>> Begin Stored rows

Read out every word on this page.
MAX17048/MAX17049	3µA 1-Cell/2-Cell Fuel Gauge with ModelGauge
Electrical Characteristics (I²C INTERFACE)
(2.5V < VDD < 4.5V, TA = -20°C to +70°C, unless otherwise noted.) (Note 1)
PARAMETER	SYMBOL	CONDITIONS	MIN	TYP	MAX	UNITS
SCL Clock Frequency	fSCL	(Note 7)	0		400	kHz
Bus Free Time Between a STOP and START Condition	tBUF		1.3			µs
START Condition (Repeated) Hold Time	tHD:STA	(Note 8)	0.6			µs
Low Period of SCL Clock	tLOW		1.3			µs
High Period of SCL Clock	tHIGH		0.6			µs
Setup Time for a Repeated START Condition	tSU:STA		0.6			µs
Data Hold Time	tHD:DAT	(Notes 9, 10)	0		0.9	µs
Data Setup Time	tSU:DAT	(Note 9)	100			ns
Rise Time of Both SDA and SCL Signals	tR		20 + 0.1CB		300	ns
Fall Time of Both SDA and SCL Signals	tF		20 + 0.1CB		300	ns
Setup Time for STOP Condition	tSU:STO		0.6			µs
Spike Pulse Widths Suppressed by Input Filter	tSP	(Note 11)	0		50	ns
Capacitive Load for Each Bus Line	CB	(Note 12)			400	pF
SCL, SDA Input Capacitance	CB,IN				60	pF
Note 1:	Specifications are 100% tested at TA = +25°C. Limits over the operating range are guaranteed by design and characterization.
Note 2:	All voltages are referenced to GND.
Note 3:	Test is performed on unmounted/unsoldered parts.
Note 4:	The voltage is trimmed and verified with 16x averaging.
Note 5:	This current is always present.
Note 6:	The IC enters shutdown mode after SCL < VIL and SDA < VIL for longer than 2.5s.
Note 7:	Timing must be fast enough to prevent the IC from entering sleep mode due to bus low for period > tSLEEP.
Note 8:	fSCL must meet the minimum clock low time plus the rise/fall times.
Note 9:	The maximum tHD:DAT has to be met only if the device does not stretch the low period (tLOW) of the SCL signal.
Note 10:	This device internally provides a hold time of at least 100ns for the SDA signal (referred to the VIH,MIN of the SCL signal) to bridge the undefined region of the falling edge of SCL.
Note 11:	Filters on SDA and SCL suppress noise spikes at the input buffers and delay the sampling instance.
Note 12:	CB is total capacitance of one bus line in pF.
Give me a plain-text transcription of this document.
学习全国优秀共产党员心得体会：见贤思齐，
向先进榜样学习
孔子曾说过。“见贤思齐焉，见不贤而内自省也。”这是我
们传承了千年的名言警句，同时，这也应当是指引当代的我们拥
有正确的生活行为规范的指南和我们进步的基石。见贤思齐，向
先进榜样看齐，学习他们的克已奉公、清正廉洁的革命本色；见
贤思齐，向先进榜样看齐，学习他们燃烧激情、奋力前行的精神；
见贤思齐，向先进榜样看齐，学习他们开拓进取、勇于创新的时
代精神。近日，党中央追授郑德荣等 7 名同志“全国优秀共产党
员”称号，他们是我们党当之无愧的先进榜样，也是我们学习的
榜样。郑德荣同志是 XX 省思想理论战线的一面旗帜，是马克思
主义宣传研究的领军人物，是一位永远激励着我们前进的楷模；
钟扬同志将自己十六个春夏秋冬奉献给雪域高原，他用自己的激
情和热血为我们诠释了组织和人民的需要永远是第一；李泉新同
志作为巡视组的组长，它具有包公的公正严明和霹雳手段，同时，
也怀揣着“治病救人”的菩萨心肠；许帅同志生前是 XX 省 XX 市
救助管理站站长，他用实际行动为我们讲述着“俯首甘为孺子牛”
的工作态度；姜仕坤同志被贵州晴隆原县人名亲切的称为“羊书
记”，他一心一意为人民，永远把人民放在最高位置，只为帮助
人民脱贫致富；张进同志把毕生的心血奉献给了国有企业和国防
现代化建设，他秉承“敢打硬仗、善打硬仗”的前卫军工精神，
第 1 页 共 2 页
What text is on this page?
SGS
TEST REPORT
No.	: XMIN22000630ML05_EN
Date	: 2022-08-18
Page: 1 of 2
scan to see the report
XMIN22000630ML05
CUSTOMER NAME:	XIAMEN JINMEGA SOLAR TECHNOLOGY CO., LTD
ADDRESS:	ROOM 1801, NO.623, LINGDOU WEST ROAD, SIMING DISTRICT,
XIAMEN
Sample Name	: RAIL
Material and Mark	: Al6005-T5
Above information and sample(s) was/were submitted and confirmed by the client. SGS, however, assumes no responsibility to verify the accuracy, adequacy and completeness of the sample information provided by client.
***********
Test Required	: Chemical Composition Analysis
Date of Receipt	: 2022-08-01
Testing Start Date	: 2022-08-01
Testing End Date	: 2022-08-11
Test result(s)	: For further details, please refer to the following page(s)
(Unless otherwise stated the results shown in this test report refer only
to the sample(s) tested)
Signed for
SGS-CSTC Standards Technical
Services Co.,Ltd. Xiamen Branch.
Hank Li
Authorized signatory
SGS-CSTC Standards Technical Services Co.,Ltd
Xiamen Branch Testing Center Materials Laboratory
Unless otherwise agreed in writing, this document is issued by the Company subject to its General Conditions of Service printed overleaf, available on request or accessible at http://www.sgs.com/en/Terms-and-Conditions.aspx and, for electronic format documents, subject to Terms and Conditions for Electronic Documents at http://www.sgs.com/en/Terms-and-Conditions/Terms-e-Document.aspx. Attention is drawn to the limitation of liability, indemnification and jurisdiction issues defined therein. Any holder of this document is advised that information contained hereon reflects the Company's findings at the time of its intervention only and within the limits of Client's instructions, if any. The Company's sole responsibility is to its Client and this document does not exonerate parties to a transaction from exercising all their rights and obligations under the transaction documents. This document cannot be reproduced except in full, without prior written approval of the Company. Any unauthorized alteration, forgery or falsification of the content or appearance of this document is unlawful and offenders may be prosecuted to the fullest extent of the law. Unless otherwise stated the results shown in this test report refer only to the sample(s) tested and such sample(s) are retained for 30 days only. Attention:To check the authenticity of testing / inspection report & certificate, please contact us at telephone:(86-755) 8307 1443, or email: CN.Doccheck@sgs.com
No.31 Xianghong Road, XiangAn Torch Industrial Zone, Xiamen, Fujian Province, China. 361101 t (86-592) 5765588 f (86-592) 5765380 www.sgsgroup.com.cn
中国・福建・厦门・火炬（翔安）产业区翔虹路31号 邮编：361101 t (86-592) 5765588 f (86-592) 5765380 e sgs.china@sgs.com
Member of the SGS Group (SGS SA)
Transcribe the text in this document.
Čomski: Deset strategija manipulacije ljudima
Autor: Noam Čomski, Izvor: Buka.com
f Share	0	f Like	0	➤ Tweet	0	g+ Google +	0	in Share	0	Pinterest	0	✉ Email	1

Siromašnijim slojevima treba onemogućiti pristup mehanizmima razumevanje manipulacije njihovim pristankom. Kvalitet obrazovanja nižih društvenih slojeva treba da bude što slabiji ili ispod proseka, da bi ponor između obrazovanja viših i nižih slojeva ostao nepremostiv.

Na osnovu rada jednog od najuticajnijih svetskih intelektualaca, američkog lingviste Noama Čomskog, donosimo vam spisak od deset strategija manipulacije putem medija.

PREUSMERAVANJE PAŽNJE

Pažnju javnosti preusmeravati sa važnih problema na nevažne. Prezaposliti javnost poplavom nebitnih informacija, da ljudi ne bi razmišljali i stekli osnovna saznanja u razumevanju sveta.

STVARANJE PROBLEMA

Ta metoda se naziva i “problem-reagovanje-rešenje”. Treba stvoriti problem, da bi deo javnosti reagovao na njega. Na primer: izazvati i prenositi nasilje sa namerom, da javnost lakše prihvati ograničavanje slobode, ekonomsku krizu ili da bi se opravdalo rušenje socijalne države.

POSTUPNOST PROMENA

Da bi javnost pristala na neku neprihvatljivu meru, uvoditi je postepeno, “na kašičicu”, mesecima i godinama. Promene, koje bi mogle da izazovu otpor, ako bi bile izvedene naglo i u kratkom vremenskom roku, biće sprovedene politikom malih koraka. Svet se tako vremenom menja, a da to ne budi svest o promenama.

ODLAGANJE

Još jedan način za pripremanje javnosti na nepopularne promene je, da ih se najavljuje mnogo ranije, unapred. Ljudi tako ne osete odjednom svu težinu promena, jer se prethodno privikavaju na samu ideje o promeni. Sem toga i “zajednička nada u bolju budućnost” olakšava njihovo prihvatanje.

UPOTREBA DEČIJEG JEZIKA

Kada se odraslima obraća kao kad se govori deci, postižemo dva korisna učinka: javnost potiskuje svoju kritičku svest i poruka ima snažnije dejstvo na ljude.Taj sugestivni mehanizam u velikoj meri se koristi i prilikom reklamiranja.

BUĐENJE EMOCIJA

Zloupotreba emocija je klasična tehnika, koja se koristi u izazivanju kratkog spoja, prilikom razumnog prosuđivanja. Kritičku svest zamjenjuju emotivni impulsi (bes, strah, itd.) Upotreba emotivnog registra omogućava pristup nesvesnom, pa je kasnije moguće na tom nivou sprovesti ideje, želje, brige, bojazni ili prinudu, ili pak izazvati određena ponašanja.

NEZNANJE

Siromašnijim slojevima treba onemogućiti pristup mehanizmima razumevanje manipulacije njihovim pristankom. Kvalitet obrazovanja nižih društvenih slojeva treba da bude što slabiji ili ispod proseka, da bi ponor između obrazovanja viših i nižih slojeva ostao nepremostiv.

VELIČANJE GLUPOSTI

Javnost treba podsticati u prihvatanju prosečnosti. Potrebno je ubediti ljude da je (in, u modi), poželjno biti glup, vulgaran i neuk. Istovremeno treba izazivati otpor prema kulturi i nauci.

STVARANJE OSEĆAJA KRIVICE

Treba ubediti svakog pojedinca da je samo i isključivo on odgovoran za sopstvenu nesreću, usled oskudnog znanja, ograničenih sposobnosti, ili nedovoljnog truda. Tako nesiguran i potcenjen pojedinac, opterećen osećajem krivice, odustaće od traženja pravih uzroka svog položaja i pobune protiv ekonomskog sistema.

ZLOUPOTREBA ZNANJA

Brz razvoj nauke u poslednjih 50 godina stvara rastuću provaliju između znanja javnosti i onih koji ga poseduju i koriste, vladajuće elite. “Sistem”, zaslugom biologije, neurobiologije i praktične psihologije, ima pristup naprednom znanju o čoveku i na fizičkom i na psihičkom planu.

>> End Stored rows

§ **What you have to do**
Count every line bearing the word "STOP"; report the total only.

§ **Solution to this exercise**
2